* [本文]
起動logを確認し、赤い線の所、設定したcomポートと接続されているか。Nodeが4つ認識されているかを確認してください。
最後に、デスクトップにrotorhazard起動用のショートカットをデスクトップあたりに作っておきましょう。
私の場合、C:\User Program\RotorHazard-4.2.1\以下にrotorhazardをインストールしているので、リンク先は以下の通りになります。
C:\Windows\System32\cmd.exe /K "cd C:\User Program\RotorHazard-4.2.1\ && python -m venv --system-site-packages .venv && .venv\Scripts\activate.bat && cd src\server
7. 動作確認
TVPASとRotorhazardを起動した後、webブラウザで http://localhost:5000 を開きます。
TVPASの4分割画面と、RotorhazardのNodeは、このように対応しています。
それを参考にRotorhazardのFrequencySetupを実行してください。
Sensor Tuningの画面を開いて、Arucoを認識させて反応があれば、導入は成功です。
8.マーカーの認識状況と、RSSIの値
マーカーを認識した後、次のフレームでマーカーが消えると、TVPASは、Rotorhazardに、ゲート通過の信号を送ります。通過信号は、マーカーの認識状況によって違います。
有効マーカー(Valid Marker):
マーカーが映像の中心部を向いている場合、有効マーカーとして認識されます。この場合、機体はゲートの輪の中心を飛行していると推定されます。
無効マーカー(Inalid Marker):
マーカーが映像の中心部を向いていない場合、無効マーカーとして認識されます。この場合、機体はゲートの輪の外側を飛行していると推定されます。
マーカー検出状況によるRSSIの違い:
2.2個以上の有効マーカーを検出したが、無効マーカーも検出している。
0.2秒間 rssi =110のパルスを出します。
3.有効マーカーを検出せず、無効マーカーだけ検出した。
0.2秒間 rssi=70のパルスを出します。

* [提供資料]
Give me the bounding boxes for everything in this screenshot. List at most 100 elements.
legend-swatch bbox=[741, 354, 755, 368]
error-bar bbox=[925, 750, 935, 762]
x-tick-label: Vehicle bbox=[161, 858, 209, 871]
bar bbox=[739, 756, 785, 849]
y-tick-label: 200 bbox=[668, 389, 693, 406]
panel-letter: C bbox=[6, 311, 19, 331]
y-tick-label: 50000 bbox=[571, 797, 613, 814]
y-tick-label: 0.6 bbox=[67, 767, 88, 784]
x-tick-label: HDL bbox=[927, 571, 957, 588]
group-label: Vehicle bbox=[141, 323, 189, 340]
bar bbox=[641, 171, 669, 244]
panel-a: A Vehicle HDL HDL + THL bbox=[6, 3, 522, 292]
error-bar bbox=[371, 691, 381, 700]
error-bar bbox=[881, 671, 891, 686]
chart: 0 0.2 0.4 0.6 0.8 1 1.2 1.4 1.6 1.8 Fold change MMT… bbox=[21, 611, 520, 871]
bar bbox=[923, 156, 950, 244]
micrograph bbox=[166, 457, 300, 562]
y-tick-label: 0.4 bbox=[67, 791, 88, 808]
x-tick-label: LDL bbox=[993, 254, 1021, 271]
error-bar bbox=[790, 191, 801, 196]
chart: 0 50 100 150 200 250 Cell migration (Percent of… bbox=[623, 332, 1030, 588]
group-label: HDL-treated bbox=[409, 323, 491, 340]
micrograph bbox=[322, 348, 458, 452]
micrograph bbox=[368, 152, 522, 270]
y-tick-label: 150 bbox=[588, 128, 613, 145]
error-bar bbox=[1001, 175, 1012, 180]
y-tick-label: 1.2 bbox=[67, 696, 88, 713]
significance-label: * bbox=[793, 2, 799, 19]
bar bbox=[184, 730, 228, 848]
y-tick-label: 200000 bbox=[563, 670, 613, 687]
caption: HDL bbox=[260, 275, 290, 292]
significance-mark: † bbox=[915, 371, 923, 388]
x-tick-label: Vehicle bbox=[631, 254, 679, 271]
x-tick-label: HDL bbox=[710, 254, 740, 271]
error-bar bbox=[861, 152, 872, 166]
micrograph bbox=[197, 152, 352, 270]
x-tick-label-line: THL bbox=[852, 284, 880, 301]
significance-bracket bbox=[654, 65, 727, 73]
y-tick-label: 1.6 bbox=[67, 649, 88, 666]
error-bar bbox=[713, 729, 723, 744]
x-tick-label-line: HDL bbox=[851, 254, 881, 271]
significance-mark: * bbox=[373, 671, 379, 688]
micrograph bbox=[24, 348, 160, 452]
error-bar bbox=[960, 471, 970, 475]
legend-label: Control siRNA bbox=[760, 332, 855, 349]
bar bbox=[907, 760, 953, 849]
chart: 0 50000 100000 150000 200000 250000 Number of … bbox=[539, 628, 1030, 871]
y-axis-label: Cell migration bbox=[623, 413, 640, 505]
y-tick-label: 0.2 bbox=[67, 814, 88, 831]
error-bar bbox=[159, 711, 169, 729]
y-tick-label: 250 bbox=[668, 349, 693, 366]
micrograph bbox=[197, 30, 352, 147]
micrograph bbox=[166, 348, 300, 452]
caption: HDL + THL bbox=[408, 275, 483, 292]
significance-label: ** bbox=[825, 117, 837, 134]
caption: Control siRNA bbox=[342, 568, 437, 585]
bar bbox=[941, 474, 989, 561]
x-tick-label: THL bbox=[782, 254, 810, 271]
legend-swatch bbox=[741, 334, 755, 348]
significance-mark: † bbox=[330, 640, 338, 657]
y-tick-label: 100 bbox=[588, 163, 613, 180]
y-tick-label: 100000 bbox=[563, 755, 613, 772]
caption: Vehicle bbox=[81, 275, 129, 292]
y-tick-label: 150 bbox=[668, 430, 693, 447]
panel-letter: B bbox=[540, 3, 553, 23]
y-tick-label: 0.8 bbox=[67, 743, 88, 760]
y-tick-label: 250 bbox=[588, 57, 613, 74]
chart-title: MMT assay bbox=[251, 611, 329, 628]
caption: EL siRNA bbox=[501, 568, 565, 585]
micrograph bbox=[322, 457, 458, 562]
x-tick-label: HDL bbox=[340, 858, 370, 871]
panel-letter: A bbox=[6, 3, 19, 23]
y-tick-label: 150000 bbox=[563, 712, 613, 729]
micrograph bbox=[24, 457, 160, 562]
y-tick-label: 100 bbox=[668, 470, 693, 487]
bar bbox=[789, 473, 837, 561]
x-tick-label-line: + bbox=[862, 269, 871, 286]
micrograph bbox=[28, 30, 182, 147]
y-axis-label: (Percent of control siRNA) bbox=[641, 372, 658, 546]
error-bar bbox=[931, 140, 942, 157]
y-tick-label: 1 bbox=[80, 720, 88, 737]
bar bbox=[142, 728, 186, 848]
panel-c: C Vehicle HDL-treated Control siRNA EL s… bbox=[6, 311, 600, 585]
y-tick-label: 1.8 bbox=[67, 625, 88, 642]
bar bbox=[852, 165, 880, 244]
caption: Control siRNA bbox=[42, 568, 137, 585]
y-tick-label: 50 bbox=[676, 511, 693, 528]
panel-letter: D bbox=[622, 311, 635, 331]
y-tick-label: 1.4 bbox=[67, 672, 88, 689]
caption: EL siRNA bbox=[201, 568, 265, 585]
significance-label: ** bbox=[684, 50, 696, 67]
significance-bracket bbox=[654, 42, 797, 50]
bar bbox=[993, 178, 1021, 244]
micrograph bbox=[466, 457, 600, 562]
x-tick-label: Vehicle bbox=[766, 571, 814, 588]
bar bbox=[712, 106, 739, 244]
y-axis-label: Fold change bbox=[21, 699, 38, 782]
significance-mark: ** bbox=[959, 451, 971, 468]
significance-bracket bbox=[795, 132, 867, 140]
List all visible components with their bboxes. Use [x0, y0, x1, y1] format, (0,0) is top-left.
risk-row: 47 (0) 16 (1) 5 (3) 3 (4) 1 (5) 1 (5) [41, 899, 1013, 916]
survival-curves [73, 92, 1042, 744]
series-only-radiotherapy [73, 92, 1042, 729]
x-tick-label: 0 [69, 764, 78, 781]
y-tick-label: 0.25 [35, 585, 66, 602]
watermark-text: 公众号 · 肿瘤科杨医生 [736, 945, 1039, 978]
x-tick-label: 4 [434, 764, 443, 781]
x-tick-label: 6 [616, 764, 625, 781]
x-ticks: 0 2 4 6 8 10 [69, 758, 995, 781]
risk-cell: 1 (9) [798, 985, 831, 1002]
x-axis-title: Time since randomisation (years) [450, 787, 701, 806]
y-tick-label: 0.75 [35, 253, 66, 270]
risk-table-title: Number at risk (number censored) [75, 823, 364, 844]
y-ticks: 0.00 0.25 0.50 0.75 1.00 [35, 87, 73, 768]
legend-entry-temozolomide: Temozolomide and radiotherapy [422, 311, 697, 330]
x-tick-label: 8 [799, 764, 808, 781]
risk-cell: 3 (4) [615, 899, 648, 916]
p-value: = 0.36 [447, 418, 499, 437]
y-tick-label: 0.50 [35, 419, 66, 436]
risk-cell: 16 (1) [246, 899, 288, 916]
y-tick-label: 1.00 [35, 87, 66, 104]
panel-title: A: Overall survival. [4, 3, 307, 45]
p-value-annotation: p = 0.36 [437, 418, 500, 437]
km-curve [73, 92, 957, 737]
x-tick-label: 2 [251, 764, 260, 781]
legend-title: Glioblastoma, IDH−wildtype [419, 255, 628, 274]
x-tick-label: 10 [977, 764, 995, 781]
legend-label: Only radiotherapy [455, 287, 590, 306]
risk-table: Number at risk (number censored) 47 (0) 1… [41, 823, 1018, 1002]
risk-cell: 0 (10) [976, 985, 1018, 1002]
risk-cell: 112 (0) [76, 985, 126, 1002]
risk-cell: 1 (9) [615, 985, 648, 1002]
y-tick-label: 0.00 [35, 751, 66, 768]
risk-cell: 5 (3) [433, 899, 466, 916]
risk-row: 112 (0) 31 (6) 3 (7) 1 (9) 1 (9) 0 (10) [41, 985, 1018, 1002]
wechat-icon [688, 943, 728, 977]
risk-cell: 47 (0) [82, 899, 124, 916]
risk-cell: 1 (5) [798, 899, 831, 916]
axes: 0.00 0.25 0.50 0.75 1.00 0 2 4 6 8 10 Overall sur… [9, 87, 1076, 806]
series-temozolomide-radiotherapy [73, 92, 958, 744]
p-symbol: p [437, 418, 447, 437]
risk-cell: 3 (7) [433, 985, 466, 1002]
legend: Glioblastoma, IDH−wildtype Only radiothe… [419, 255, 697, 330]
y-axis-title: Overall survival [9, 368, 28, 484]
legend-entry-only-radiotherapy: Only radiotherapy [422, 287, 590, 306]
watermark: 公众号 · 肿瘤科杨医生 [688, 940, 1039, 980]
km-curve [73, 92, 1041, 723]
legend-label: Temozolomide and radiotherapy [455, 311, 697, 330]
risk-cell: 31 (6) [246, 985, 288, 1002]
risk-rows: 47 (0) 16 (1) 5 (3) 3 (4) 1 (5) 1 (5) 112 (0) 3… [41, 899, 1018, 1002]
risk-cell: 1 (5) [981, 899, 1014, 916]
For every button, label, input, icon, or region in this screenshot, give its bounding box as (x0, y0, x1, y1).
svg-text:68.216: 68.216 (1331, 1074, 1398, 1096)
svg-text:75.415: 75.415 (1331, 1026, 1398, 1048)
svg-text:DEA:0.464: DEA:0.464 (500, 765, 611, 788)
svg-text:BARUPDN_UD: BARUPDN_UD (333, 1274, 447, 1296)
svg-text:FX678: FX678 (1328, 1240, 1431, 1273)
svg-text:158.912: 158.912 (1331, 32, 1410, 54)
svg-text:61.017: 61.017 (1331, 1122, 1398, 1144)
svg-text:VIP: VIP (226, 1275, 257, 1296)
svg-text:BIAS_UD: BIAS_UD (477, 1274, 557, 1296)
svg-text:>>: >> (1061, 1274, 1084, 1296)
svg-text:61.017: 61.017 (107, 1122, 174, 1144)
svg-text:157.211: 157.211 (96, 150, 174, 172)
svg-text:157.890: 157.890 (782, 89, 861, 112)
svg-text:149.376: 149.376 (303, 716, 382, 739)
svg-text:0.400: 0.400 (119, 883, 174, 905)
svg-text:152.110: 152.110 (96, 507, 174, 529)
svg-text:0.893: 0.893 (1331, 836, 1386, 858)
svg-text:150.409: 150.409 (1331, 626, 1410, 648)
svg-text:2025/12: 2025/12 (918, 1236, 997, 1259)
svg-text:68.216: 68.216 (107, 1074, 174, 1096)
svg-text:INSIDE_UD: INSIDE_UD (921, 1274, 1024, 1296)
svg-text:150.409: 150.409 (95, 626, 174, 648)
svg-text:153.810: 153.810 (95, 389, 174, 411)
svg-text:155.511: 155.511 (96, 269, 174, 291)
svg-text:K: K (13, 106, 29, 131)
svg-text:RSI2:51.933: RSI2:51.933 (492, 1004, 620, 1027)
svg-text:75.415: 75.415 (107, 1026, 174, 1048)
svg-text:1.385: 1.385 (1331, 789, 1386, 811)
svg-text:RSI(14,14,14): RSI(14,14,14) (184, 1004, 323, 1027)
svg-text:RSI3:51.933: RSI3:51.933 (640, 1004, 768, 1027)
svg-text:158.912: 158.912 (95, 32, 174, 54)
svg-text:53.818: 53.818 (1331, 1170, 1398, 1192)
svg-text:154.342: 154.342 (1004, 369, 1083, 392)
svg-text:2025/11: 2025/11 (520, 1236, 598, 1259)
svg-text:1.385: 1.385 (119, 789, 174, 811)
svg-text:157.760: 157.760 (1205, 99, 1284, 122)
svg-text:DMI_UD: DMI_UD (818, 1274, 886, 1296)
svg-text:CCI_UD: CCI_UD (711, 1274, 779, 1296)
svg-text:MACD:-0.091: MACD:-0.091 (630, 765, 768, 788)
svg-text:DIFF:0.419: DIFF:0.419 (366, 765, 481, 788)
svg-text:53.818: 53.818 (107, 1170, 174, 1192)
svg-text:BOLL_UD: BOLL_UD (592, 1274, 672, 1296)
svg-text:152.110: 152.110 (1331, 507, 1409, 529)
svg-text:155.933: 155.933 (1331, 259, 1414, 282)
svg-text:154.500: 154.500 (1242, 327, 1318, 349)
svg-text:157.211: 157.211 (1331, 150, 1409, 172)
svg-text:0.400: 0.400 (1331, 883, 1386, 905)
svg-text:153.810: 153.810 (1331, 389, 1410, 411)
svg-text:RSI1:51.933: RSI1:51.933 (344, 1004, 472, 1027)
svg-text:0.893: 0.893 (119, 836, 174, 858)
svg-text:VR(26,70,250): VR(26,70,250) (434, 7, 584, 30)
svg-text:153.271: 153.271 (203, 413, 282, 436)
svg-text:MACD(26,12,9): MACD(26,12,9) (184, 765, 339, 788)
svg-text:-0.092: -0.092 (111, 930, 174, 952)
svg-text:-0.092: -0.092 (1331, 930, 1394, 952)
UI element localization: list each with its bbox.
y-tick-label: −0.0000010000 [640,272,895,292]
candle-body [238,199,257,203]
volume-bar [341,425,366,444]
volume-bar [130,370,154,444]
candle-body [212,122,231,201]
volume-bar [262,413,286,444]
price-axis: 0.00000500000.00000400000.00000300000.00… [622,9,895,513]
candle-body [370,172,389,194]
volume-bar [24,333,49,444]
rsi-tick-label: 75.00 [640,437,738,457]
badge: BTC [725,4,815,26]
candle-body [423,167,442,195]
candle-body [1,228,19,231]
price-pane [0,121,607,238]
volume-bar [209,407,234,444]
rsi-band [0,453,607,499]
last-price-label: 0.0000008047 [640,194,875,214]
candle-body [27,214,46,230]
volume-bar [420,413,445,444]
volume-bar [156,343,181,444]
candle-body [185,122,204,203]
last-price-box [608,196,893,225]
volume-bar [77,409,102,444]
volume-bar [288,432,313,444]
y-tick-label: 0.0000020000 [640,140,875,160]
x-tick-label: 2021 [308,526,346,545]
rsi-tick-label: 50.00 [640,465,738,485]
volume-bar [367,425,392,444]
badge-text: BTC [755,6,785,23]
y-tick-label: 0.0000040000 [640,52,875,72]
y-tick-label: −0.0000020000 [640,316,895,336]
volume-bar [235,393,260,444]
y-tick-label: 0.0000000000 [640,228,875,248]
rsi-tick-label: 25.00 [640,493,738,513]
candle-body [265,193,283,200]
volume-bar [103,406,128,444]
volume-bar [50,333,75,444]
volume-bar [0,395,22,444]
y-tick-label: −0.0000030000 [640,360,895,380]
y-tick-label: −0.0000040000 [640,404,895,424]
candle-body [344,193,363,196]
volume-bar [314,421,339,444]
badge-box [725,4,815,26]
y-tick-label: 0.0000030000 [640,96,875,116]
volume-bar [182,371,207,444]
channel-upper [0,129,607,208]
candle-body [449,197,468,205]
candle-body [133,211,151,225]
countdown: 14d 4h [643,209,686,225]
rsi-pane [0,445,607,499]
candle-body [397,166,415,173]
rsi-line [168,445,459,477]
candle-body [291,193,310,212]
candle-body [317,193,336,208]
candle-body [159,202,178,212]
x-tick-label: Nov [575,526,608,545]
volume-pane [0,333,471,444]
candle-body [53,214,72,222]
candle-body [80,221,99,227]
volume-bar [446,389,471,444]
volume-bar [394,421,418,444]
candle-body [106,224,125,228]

* [問題] 本文の「TVPASの4分割画面と、R」から「0.2秒間 rssi =110のパルスを出します。」までをすべて書き出しなさい。その際、「中心部」を「中央部」に置き換えること。

* [解答]
TVPASの4分割画面と、RotorhazardのNodeは、このように対応しています。
それを参考にRotorhazardのFrequencySetupを実行してください。
Sensor Tuningの画面を開いて、Arucoを認識させて反応があれば、導入は成功です。
8.マーカーの認識状況と、RSSIの値
マーカーを認識した後、次のフレームでマーカーが消えると、TVPASは、Rotorhazardに、ゲート通過の信号を送ります。通過信号は、マーカーの認識状況によって違います。
有効マーカー(Valid Marker):
マーカーが映像の中央部を向いている場合、有効マーカーとして認識されます。この場合、機体はゲートの輪の中心を飛行していると推定されます。
無効マーカー(Inalid Marker):
マーカーが映像の中央部を向いていない場合、無効マーカーとして認識されます。この場合、機体はゲートの輪の外側を飛行していると推定されます。
マーカー検出状況によるRSSIの違い:
2.2個以上の有効マーカーを検出したが、無効マーカーも検出している。
0.2秒間 rssi =110のパルスを出します。